Given exercise – Write out the full listing exactly as given, minus the images.

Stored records
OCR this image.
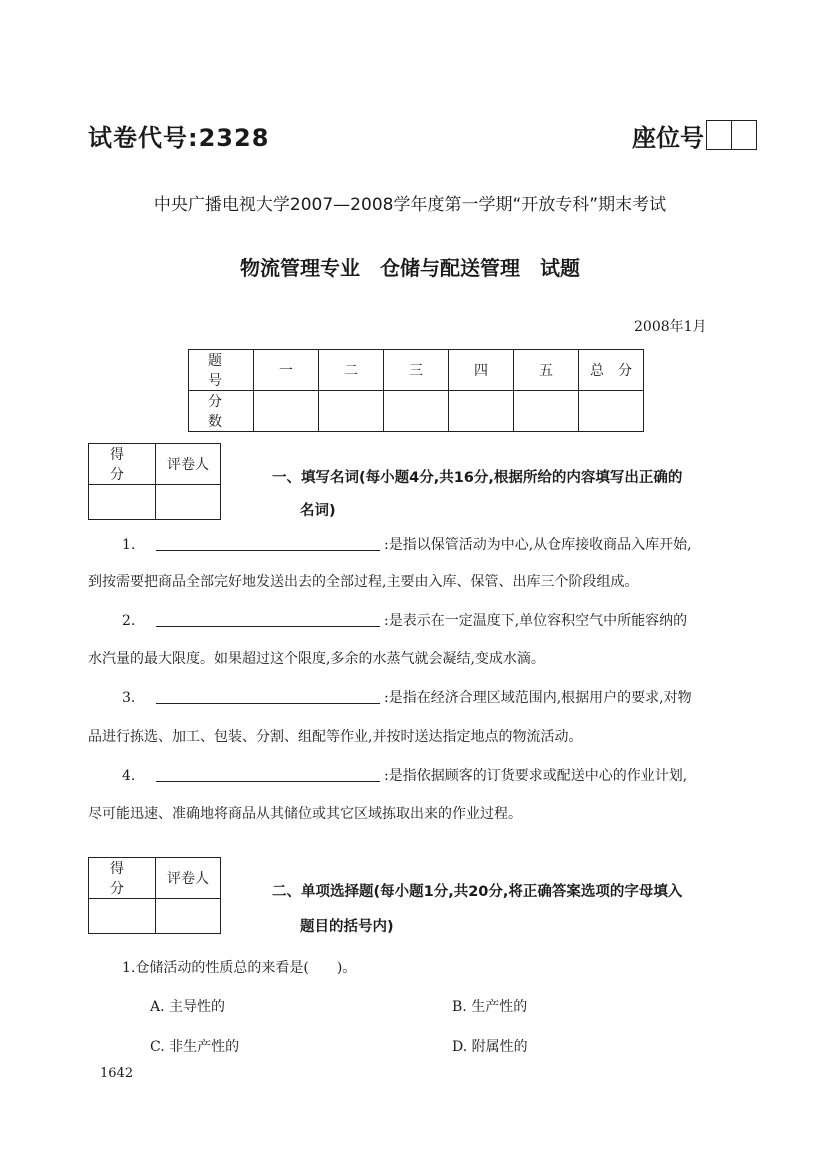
试卷代号:2328	座位号
中央广播电视大学2007—2008学年度第一学期“开放专科”期末考试
物流管理专业　仓储与配送管理　试题
2008年1月
题　号	一	二	三	四	五	总　分
分　数						
得　分	评卷人

一、填写名词(每小题4分,共16分,根据所给的内容填写出正确的
名词)
1.	:是指以保管活动为中心,从仓库接收商品入库开始,
到按需要把商品全部完好地发送出去的全部过程,主要由入库、保管、出库三个阶段组成。
2.	:是表示在一定温度下,单位容积空气中所能容纳的
水汽量的最大限度。如果超过这个限度,多余的水蒸气就会凝结,变成水滴。
3.	:是指在经济合理区域范围内,根据用户的要求,对物
品进行拣选、加工、包装、分割、组配等作业,并按时送达指定地点的物流活动。
4.	:是指依据顾客的订货要求或配送中心的作业计划,
尽可能迅速、准确地将商品从其储位或其它区域拣取出来的作业过程。
得　分	评卷人

二、单项选择题(每小题1分,共20分,将正确答案选项的字母填入
题目的括号内)
1.仓储活动的性质总的来看是(　　)。
A. 主导性的	B. 生产性的
C. 非生产性的	D. 附属性的
1642
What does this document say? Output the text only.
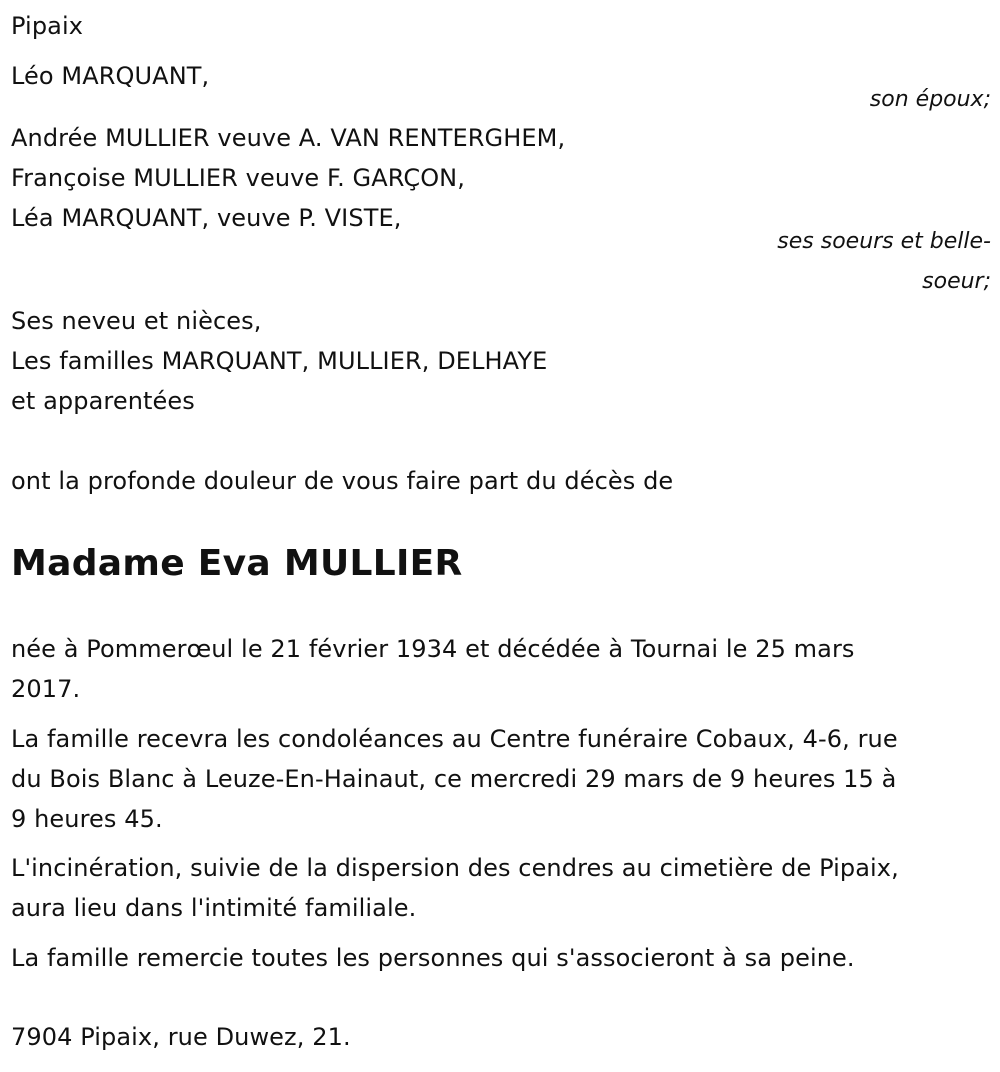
Pipaix
Léo MARQUANT,
son époux;
Andrée MULLIER veuve A. VAN RENTERGHEM,
Françoise MULLIER veuve F. GARÇON,
Léa MARQUANT, veuve P. VISTE,
ses soeurs et belle-
soeur;
Ses neveu et nièces,
Les familles MARQUANT, MULLIER, DELHAYE
et apparentées
ont la profonde douleur de vous faire part du décès de
Madame Eva MULLIER
née à Pommerœul le 21 février 1934 et décédée à Tournai le 25 mars
2017.
La famille recevra les condoléances au Centre funéraire Cobaux, 4-6, rue
du Bois Blanc à Leuze-En-Hainaut, ce mercredi 29 mars de 9 heures 15 à
9 heures 45.
L'incinération, suivie de la dispersion des cendres au cimetière de Pipaix,
aura lieu dans l'intimité familiale.
La famille remercie toutes les personnes qui s'associeront à sa peine.
7904 Pipaix, rue Duwez, 21.
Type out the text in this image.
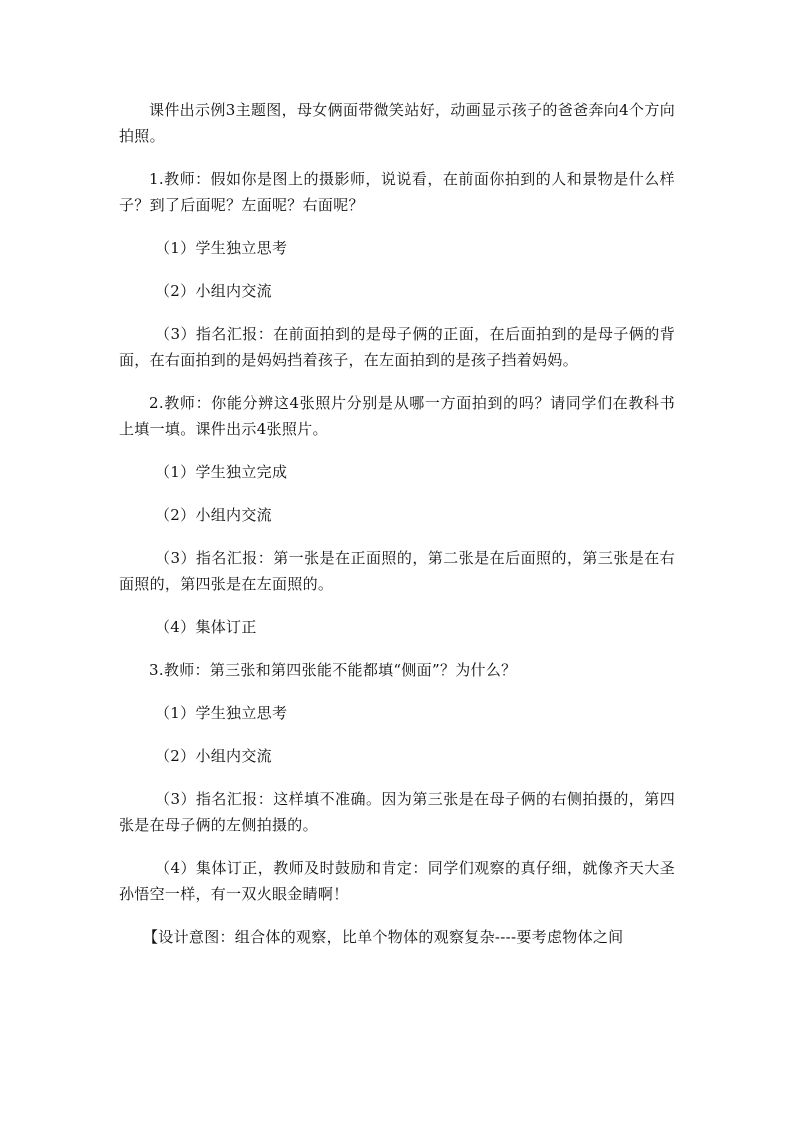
课件出示例3主题图，母女俩面带微笑站好，动画显示孩子的爸爸奔向4个方向拍照。

1.教师：假如你是图上的摄影师，说说看，在前面你拍到的人和景物是什么样子？到了后面呢？左面呢？右面呢？

（1）学生独立思考

（2）小组内交流

（3）指名汇报：在前面拍到的是母子俩的正面，在后面拍到的是母子俩的背面，在右面拍到的是妈妈挡着孩子，在左面拍到的是孩子挡着妈妈。

2.教师：你能分辨这4张照片分别是从哪一方面拍到的吗？请同学们在教科书上填一填。课件出示4张照片。

（1）学生独立完成

（2）小组内交流

（3）指名汇报：第一张是在正面照的，第二张是在后面照的，第三张是在右面照的，第四张是在左面照的。

（4）集体订正

3.教师：第三张和第四张能不能都填“侧面”？为什么？

（1）学生独立思考

（2）小组内交流

（3）指名汇报：这样填不准确。因为第三张是在母子俩的右侧拍摄的，第四张是在母子俩的左侧拍摄的。

（4）集体订正，教师及时鼓励和肯定：同学们观察的真仔细，就像齐天大圣孙悟空一样，有一双火眼金睛啊！

【设计意图：组合体的观察，比单个物体的观察复杂----要考虑物体之间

Problem solution –
OCR this image.
试卷代号:2328	座位号
中央广播电视大学2007—2008学年度第一学期“开放专科”期末考试
物流管理专业　仓储与配送管理　试题
2008年1月
题　号	一	二	三	四	五	总　分
分　数						
得　分	评卷人

一、填写名词(每小题4分,共16分,根据所给的内容填写出正确的
名词)
1.	:是指以保管活动为中心,从仓库接收商品入库开始,
到按需要把商品全部完好地发送出去的全部过程,主要由入库、保管、出库三个阶段组成。
2.	:是表示在一定温度下,单位容积空气中所能容纳的
水汽量的最大限度。如果超过这个限度,多余的水蒸气就会凝结,变成水滴。
3.	:是指在经济合理区域范围内,根据用户的要求,对物
品进行拣选、加工、包装、分割、组配等作业,并按时送达指定地点的物流活动。
4.	:是指依据顾客的订货要求或配送中心的作业计划,
尽可能迅速、准确地将商品从其储位或其它区域拣取出来的作业过程。
得　分	评卷人

二、单项选择题(每小题1分,共20分,将正确答案选项的字母填入
题目的括号内)
1.仓储活动的性质总的来看是(　　)。
A. 主导性的	B. 生产性的
C. 非生产性的	D. 附属性的
1642
What does this document say? Output the text only.
Pipaix
Léo MARQUANT,
son époux;
Andrée MULLIER veuve A. VAN RENTERGHEM,
Françoise MULLIER veuve F. GARÇON,
Léa MARQUANT, veuve P. VISTE,
ses soeurs et belle-
soeur;
Ses neveu et nièces,
Les familles MARQUANT, MULLIER, DELHAYE
et apparentées
ont la profonde douleur de vous faire part du décès de
Madame Eva MULLIER
née à Pommerœul le 21 février 1934 et décédée à Tournai le 25 mars
2017.
La famille recevra les condoléances au Centre funéraire Cobaux, 4-6, rue
du Bois Blanc à Leuze-En-Hainaut, ce mercredi 29 mars de 9 heures 15 à
9 heures 45.
L'incinération, suivie de la dispersion des cendres au cimetière de Pipaix,
aura lieu dans l'intimité familiale.
La famille remercie toutes les personnes qui s'associeront à sa peine.
7904 Pipaix, rue Duwez, 21.
Type out the text in this image.
课件出示例3主题图，母女俩面带微笑站好，动画显示孩子的爸爸奔向4个方向拍照。

1.教师：假如你是图上的摄影师，说说看，在前面你拍到的人和景物是什么样子？到了后面呢？左面呢？右面呢？

（1）学生独立思考

（2）小组内交流

（3）指名汇报：在前面拍到的是母子俩的正面，在后面拍到的是母子俩的背面，在右面拍到的是妈妈挡着孩子，在左面拍到的是孩子挡着妈妈。

2.教师：你能分辨这4张照片分别是从哪一方面拍到的吗？请同学们在教科书上填一填。课件出示4张照片。

（1）学生独立完成

（2）小组内交流

（3）指名汇报：第一张是在正面照的，第二张是在后面照的，第三张是在右面照的，第四张是在左面照的。

（4）集体订正

3.教师：第三张和第四张能不能都填“侧面”？为什么？

（1）学生独立思考

（2）小组内交流

（3）指名汇报：这样填不准确。因为第三张是在母子俩的右侧拍摄的，第四张是在母子俩的左侧拍摄的。

（4）集体订正，教师及时鼓励和肯定：同学们观察的真仔细，就像齐天大圣孙悟空一样，有一双火眼金睛啊！

【设计意图：组合体的观察，比单个物体的观察复杂----要考虑物体之间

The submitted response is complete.